▸ Task details
Among the lines below, list those containing the string "value".

------------------------

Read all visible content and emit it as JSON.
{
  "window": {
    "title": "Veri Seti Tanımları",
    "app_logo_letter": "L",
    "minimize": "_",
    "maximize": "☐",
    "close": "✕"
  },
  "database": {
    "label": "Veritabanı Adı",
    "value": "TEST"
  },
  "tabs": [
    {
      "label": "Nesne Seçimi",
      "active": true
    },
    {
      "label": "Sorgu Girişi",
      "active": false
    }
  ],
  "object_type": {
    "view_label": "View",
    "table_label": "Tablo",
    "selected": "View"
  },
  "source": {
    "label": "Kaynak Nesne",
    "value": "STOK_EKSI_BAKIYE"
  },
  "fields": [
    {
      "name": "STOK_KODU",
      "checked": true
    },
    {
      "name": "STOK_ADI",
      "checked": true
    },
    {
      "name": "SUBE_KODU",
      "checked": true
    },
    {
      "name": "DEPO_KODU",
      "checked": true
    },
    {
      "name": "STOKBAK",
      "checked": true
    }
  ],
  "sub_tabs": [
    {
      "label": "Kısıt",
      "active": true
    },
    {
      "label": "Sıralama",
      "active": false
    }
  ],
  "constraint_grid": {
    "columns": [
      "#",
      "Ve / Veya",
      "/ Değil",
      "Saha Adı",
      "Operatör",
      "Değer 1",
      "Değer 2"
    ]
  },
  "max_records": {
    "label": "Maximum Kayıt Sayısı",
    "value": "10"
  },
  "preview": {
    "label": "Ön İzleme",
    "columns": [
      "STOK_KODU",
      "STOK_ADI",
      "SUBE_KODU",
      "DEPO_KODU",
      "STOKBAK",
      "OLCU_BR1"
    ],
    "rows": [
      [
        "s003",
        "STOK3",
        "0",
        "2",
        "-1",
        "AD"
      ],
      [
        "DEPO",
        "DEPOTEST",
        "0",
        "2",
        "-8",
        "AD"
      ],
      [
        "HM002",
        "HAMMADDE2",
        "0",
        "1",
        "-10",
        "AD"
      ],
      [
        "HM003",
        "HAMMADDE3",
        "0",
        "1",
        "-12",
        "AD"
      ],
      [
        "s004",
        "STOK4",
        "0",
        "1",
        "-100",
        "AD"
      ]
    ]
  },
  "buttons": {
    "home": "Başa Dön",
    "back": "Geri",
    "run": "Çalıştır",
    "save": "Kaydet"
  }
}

------------------------

▸ Written solution
    "value": "TEST"
    "value": "STOK_EKSI_BAKIYE"
    "value": "10"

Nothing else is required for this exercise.